*** Listing

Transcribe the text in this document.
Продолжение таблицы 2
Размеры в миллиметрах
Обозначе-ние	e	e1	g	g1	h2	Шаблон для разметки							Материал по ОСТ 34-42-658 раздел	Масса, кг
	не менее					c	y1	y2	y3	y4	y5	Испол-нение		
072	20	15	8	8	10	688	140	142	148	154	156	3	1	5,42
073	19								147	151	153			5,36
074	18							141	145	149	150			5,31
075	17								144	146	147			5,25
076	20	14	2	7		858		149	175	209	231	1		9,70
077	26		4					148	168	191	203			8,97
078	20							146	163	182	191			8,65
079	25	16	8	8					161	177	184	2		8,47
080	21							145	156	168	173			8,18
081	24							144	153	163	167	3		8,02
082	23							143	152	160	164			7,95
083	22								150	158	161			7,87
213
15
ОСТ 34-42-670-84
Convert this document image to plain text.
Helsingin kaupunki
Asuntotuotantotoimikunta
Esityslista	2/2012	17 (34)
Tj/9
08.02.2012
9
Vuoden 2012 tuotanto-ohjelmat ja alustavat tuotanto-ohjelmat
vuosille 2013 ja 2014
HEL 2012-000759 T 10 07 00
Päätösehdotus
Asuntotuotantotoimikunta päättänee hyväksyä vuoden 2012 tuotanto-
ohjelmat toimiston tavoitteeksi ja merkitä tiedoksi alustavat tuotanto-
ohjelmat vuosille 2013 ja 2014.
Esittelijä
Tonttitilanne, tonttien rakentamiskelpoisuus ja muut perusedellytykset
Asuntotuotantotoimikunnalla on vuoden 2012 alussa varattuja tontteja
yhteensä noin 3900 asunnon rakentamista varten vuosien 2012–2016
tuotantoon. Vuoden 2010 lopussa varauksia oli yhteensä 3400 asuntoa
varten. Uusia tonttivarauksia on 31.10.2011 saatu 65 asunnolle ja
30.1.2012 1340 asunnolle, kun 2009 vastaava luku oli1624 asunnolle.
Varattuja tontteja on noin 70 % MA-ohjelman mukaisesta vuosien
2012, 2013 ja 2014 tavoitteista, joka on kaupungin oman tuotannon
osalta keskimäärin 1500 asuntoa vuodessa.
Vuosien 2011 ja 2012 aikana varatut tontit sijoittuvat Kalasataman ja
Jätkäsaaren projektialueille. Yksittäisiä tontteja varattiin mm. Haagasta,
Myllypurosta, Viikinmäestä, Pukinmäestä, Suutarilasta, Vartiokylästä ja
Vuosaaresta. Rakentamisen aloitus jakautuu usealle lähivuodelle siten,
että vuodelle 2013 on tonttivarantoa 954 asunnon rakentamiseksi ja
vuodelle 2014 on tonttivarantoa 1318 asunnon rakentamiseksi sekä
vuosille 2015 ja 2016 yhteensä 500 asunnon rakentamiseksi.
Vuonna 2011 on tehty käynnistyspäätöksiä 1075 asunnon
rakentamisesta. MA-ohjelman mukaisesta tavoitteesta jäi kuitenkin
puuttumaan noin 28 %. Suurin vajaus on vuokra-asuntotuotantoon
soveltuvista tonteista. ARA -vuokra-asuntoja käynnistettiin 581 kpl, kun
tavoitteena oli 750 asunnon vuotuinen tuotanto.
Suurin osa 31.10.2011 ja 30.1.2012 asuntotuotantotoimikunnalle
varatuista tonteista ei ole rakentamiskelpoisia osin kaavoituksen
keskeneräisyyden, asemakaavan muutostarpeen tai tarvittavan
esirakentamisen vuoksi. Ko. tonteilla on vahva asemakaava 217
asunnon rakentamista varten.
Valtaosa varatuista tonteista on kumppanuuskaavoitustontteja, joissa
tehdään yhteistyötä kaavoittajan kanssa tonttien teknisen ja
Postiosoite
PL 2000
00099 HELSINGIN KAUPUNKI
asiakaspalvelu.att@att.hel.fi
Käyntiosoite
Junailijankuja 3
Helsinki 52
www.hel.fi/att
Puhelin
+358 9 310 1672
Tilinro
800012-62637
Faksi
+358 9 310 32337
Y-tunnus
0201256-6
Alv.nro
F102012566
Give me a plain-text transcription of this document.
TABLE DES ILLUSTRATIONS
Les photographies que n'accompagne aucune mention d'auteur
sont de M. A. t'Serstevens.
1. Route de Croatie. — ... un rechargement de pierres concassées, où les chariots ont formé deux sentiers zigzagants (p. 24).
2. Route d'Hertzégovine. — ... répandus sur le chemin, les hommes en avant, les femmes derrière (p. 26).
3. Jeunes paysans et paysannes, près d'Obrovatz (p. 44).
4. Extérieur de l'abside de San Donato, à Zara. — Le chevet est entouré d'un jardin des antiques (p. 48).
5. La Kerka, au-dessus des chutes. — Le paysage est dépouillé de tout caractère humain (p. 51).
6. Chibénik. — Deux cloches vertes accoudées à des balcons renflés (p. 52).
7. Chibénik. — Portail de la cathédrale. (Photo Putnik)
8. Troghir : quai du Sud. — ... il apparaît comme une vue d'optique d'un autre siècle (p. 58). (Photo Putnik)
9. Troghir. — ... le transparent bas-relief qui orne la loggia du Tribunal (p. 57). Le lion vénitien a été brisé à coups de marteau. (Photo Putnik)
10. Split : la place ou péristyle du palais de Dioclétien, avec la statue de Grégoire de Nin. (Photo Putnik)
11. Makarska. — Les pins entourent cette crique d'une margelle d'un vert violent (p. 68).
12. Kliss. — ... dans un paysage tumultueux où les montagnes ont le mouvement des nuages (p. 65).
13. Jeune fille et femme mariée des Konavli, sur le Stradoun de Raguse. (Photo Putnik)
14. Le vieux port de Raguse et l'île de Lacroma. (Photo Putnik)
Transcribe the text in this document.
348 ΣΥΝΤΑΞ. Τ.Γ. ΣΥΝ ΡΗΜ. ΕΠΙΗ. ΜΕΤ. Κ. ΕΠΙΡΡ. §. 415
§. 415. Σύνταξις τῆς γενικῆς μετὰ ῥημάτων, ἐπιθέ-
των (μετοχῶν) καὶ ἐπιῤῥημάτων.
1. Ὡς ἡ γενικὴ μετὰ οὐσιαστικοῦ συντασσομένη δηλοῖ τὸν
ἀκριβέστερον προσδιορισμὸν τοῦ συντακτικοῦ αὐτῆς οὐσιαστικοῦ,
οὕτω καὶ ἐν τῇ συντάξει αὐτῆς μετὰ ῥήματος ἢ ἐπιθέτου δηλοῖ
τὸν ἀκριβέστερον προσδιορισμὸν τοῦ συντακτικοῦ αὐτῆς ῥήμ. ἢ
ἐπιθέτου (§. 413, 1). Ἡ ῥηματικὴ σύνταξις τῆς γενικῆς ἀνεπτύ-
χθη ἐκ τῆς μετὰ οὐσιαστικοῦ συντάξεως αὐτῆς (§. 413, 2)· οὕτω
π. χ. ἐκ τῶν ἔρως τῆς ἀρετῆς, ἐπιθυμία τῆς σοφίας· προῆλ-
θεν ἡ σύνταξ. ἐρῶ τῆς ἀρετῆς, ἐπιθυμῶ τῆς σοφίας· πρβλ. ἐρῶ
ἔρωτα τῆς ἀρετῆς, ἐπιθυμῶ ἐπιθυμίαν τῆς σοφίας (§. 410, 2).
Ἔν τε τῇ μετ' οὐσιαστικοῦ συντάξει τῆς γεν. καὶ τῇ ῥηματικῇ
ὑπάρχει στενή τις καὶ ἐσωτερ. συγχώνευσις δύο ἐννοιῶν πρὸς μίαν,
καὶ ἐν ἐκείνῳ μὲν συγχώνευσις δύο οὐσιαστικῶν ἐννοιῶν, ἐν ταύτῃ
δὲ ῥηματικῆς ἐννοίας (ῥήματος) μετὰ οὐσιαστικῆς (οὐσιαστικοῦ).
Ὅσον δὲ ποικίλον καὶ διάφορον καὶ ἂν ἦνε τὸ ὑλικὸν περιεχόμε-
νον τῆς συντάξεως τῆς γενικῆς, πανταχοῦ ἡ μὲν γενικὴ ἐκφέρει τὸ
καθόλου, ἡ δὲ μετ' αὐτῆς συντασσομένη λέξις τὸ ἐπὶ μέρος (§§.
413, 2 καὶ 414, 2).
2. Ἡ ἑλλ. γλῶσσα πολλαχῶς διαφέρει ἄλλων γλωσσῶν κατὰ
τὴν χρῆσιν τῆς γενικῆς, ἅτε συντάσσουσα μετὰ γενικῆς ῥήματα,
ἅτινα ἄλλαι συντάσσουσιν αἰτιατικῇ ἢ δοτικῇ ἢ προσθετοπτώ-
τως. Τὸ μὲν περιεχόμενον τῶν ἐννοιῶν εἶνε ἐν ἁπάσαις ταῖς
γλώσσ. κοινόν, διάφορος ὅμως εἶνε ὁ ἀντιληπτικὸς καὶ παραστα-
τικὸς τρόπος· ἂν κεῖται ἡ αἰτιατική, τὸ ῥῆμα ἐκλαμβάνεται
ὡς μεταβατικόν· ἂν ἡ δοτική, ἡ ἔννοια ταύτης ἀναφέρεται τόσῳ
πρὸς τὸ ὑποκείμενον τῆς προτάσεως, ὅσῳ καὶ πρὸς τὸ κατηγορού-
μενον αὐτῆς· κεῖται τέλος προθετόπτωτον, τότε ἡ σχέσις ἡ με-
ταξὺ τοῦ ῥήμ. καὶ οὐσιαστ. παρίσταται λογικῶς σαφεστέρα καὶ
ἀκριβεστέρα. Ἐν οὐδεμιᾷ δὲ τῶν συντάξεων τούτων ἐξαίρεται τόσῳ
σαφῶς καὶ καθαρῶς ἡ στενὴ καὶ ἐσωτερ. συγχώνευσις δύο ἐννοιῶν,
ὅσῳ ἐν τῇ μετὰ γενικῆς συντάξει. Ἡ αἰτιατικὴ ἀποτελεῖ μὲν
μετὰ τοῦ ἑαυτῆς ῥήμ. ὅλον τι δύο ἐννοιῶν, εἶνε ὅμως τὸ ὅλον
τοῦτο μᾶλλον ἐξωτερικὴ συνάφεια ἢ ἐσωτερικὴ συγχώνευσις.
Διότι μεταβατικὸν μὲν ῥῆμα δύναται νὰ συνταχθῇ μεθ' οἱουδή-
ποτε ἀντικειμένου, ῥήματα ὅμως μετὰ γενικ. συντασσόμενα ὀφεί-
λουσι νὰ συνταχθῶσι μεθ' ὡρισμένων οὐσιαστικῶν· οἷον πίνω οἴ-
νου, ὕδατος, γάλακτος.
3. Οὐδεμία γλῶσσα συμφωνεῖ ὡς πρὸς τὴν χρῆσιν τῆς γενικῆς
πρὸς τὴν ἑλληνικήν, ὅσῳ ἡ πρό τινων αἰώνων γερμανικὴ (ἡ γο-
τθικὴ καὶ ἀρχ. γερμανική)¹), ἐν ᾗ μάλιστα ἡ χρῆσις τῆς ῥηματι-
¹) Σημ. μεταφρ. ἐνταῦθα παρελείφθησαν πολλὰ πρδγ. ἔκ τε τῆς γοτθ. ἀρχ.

******

### Stated task
Gather every line from the listing above in which the word "yhteensä" appears.

### Result of this task
yhteensä noin 3900 asunnon rakentamista varten vuosien 2012–2016
tuotantoon. Vuoden 2010 lopussa varauksia oli yhteensä 3400 asuntoa
vuosille 2015 ja 2016 yhteensä 500 asunnon rakentamiseksi.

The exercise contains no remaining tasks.